**Stated goal:** Repeat every line below exactly as it reads.

**The input:**
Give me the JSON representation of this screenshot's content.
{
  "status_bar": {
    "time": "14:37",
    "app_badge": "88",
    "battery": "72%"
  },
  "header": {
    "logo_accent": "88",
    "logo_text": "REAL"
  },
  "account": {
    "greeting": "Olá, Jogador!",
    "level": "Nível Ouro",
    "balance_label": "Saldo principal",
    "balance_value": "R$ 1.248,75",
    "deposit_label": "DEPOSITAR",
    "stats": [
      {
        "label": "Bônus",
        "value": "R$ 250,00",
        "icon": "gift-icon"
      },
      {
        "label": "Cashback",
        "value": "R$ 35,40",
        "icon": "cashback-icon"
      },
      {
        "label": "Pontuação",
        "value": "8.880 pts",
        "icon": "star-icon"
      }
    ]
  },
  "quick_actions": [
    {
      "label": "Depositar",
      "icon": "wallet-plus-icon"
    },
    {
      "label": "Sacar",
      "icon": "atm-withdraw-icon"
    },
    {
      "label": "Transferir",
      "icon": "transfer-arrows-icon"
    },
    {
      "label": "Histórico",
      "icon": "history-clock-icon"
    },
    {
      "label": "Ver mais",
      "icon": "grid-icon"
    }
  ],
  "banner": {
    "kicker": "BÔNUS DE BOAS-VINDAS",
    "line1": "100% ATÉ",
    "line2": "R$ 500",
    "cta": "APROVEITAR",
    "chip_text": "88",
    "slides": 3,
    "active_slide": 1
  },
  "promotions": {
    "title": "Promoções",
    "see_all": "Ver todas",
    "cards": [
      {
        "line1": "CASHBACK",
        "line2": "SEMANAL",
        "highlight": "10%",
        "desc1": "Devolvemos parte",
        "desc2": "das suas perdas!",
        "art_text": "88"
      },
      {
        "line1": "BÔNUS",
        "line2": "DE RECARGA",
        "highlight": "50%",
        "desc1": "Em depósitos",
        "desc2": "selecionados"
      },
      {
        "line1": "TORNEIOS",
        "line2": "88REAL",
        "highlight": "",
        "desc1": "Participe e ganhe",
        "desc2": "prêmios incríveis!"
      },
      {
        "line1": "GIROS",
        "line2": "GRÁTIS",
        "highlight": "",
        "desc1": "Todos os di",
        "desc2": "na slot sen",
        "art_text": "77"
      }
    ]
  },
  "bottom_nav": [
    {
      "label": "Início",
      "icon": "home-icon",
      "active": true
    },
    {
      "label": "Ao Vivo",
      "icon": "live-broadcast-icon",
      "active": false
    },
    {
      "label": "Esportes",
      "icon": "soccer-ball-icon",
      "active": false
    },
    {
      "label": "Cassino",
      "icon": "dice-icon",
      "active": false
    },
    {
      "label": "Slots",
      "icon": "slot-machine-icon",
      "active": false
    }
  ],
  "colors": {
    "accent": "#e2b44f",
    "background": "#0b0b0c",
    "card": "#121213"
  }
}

**Output:**
Give me the JSON representation of this screenshot's content.
{
  "status_bar": {
    "time": "14:37",
    "app_badge": "88",
    "battery": "72%"
  },
  "header": {
    "logo_accent": "88",
    "logo_text": "REAL"
  },
  "account": {
    "greeting": "Olá, Jogador!",
    "level": "Nível Ouro",
    "balance_label": "Saldo principal",
    "balance_value": "R$ 1.248,75",
    "deposit_label": "DEPOSITAR",
    "stats": [
      {
        "label": "Bônus",
        "value": "R$ 250,00",
        "icon": "gift-icon"
      },
      {
        "label": "Cashback",
        "value": "R$ 35,40",
        "icon": "cashback-icon"
      },
      {
        "label": "Pontuação",
        "value": "8.880 pts",
        "icon": "star-icon"
      }
    ]
  },
  "quick_actions": [
    {
      "label": "Depositar",
      "icon": "wallet-plus-icon"
    },
    {
      "label": "Sacar",
      "icon": "atm-withdraw-icon"
    },
    {
      "label": "Transferir",
      "icon": "transfer-arrows-icon"
    },
    {
      "label": "Histórico",
      "icon": "history-clock-icon"
    },
    {
      "label": "Ver mais",
      "icon": "grid-icon"
    }
  ],
  "banner": {
    "kicker": "BÔNUS DE BOAS-VINDAS",
    "line1": "100% ATÉ",
    "line2": "R$ 500",
    "cta": "APROVEITAR",
    "chip_text": "88",
    "slides": 3,
    "active_slide": 1
  },
  "promotions": {
    "title": "Promoções",
    "see_all": "Ver todas",
    "cards": [
      {
        "line1": "CASHBACK",
        "line2": "SEMANAL",
        "highlight": "10%",
        "desc1": "Devolvemos parte",
        "desc2": "das suas perdas!",
        "art_text": "88"
      },
      {
        "line1": "BÔNUS",
        "line2": "DE RECARGA",
        "highlight": "50%",
        "desc1": "Em depósitos",
        "desc2": "selecionados"
      },
      {
        "line1": "TORNEIOS",
        "line2": "88REAL",
        "highlight": "",
        "desc1": "Participe e ganhe",
        "desc2": "prêmios incríveis!"
      },
      {
        "line1": "GIROS",
        "line2": "GRÁTIS",
        "highlight": "",
        "desc1": "Todos os di",
        "desc2": "na slot sen",
        "art_text": "77"
      }
    ]
  },
  "bottom_nav": [
    {
      "label": "Início",
      "icon": "home-icon",
      "active": true
    },
    {
      "label": "Ao Vivo",
      "icon": "live-broadcast-icon",
      "active": false
    },
    {
      "label": "Esportes",
      "icon": "soccer-ball-icon",
      "active": false
    },
    {
      "label": "Cassino",
      "icon": "dice-icon",
      "active": false
    },
    {
      "label": "Slots",
      "icon": "slot-machine-icon",
      "active": false
    }
  ],
  "colors": {
    "accent": "#e2b44f",
    "background": "#0b0b0c",
    "card": "#121213"
  }
}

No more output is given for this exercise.